▸ The task: Search the listing below for the word "Peasalat" and copy each line that holds it.

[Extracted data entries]
[start]
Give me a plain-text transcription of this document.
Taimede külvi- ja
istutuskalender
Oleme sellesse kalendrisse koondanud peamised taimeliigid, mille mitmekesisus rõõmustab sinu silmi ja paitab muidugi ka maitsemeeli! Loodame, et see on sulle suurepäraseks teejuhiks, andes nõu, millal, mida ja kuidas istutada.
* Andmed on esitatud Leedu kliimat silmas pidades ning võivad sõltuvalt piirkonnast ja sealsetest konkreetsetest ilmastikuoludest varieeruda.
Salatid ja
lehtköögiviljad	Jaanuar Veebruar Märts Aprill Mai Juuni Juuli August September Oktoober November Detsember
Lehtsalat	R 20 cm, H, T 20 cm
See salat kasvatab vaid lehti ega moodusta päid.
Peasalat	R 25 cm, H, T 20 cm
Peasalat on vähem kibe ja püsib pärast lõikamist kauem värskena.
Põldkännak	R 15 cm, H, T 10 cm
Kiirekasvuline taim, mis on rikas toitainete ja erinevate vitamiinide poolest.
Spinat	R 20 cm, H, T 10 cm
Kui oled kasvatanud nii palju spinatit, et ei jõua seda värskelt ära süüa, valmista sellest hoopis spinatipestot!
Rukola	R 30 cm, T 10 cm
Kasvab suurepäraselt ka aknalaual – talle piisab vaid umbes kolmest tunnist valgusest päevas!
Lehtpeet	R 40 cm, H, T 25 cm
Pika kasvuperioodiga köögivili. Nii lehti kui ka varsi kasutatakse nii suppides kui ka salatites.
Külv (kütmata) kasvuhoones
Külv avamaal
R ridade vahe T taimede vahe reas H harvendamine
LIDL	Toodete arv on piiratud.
[end]
▸ Solution:
Peasalat	R 25 cm, H, T 20 cm
Peasalat on vähem kibe ja püsib pärast lõikamist kauem värskena.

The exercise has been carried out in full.